» **Work to complete**
Provide nothing beyond the count of lines that include the string "mode".

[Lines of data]
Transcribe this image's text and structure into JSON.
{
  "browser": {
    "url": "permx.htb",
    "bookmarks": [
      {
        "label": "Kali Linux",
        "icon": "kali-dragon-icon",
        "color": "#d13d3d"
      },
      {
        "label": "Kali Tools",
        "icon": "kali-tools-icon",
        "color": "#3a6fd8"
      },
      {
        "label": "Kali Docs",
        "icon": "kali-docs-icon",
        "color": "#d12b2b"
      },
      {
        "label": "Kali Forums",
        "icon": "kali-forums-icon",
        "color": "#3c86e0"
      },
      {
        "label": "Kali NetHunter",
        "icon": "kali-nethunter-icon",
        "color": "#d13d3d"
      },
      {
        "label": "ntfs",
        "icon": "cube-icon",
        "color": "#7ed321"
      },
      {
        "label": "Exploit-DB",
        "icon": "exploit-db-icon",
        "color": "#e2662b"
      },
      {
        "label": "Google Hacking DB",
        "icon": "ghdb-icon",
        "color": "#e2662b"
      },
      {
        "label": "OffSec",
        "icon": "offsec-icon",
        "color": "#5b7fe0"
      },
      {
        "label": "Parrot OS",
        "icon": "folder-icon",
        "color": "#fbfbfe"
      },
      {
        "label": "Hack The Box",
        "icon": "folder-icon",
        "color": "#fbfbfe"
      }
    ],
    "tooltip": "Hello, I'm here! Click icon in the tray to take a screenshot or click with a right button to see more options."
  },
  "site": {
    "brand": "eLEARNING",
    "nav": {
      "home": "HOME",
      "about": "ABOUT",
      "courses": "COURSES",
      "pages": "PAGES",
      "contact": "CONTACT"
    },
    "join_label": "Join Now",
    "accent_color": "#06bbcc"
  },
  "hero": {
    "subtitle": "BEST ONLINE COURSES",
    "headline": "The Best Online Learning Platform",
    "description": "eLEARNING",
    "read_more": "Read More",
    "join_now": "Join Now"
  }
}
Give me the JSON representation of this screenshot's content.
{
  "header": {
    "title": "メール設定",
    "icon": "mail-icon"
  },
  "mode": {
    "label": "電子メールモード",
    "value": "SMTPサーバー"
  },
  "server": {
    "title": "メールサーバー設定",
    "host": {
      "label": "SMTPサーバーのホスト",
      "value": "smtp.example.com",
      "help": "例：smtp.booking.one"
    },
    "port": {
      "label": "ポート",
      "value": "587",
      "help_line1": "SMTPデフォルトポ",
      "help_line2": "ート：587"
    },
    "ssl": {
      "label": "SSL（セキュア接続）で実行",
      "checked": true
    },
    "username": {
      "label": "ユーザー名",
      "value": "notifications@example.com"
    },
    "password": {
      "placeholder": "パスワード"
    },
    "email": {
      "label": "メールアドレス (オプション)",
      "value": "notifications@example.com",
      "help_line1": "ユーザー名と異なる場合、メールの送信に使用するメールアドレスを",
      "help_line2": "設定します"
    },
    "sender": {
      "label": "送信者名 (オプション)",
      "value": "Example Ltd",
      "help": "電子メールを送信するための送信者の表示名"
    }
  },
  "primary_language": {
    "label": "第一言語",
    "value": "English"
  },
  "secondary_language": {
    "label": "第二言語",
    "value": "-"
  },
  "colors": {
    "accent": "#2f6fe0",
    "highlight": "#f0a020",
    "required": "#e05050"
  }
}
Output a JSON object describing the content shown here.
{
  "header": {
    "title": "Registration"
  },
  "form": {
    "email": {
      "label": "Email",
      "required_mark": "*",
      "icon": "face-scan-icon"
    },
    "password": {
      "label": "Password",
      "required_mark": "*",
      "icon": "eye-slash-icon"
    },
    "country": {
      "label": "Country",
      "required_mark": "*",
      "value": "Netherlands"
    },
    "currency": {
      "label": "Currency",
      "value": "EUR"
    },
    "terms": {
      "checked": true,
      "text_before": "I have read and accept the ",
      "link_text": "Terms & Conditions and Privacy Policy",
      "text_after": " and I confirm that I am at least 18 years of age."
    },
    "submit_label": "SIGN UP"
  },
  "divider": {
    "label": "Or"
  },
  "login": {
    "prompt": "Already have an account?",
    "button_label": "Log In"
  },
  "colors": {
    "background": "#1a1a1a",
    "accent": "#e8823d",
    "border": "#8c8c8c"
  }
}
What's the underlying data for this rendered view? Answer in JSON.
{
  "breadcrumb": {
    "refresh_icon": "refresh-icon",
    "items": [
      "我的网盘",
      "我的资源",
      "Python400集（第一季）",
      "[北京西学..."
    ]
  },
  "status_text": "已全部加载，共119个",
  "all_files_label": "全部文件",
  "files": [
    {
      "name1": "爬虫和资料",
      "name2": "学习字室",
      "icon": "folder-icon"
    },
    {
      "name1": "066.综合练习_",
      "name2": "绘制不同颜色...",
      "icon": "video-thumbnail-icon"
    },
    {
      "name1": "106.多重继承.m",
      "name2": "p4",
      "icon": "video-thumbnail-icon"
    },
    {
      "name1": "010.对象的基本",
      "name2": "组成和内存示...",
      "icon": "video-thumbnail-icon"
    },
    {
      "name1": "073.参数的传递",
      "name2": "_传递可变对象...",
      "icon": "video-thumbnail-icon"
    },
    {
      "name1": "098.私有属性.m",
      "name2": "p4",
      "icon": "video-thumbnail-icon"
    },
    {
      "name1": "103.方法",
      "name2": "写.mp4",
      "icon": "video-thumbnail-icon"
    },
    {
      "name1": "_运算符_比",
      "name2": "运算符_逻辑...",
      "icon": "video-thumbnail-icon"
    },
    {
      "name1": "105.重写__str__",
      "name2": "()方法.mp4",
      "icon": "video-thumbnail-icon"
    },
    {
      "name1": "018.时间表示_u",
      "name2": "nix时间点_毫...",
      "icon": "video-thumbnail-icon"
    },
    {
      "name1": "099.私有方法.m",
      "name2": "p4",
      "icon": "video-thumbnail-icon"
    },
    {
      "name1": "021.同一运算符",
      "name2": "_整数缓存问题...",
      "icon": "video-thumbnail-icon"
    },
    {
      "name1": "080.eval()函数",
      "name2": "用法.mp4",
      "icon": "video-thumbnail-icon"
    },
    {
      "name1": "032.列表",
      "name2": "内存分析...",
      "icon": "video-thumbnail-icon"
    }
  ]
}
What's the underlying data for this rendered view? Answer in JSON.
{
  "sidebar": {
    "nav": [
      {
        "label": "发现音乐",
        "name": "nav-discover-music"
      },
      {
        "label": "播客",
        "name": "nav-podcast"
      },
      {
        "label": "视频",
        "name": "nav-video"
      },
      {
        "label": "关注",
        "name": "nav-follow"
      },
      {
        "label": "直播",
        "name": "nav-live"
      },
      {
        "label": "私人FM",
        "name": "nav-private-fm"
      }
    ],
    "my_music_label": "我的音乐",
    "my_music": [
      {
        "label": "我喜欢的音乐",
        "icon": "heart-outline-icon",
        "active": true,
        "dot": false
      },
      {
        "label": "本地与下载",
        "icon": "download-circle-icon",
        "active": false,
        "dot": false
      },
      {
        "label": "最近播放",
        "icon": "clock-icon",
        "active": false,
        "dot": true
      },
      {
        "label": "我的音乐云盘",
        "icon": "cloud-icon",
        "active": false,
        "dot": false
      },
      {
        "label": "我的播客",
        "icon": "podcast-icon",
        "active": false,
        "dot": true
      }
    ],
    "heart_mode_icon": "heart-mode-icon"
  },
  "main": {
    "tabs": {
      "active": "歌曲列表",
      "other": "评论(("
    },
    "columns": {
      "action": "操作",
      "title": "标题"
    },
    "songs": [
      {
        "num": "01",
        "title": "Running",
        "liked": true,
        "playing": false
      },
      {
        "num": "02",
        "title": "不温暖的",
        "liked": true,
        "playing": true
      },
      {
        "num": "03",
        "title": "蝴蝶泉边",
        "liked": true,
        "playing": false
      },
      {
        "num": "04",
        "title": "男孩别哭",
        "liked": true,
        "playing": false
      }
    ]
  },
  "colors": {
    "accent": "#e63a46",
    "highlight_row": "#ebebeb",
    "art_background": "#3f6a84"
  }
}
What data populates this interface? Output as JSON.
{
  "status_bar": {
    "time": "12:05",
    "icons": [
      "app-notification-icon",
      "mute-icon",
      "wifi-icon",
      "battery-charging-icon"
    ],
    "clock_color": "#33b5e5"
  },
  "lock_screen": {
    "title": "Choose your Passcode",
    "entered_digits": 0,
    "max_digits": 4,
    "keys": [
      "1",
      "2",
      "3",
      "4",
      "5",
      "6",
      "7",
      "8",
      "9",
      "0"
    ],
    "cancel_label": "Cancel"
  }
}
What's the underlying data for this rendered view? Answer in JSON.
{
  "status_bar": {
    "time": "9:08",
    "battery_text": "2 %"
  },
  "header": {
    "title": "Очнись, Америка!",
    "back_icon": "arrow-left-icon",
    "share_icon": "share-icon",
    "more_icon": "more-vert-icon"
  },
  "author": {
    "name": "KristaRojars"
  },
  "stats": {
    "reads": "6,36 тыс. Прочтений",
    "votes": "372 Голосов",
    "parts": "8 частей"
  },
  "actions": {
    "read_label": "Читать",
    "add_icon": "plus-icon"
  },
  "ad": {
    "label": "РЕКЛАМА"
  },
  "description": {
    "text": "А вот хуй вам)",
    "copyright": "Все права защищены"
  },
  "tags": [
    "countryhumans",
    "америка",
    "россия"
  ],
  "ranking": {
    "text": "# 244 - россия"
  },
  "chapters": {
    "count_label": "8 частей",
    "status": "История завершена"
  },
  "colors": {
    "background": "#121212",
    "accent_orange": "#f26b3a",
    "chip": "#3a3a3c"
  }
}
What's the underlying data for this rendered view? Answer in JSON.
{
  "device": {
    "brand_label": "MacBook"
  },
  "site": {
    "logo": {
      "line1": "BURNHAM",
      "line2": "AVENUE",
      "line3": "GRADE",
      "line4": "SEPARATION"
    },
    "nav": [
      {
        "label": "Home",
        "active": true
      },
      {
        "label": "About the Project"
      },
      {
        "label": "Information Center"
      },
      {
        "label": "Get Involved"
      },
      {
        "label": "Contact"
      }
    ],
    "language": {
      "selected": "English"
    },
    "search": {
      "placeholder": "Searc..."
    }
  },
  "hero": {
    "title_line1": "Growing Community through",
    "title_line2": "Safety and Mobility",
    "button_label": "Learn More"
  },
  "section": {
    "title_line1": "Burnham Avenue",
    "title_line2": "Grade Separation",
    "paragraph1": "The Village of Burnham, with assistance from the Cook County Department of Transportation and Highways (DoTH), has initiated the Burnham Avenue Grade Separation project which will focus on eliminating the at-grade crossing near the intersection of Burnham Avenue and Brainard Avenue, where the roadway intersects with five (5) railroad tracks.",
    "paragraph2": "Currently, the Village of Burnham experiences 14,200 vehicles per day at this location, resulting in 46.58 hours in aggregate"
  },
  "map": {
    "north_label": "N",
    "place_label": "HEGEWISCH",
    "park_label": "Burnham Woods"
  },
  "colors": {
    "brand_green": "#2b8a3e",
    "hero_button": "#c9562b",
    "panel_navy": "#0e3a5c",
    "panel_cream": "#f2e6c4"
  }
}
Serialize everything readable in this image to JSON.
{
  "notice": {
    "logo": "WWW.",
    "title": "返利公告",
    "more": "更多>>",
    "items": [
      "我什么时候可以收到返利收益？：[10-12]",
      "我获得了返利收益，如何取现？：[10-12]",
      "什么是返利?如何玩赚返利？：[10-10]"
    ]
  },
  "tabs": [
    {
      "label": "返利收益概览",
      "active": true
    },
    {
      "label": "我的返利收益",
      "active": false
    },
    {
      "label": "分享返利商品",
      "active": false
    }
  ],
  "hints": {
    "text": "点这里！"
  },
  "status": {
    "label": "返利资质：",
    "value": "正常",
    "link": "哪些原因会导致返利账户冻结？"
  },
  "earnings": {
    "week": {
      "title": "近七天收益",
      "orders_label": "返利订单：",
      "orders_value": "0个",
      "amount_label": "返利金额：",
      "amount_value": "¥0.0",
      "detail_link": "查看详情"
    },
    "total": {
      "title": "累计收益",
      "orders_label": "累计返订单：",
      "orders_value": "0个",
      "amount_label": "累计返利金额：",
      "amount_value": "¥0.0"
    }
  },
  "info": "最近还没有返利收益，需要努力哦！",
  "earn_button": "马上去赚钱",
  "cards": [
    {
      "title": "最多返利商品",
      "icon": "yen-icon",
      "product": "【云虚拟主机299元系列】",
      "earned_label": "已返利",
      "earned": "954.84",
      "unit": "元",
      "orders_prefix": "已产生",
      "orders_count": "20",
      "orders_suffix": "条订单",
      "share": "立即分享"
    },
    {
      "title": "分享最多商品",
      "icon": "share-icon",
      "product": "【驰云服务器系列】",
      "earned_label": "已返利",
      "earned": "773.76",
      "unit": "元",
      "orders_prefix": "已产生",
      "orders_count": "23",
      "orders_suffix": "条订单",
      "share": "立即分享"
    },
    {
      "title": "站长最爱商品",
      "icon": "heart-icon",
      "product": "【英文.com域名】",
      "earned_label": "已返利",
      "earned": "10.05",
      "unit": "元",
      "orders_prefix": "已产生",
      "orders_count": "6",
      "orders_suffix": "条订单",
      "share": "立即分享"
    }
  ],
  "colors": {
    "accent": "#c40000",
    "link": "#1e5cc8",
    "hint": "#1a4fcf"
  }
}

» **The output**
2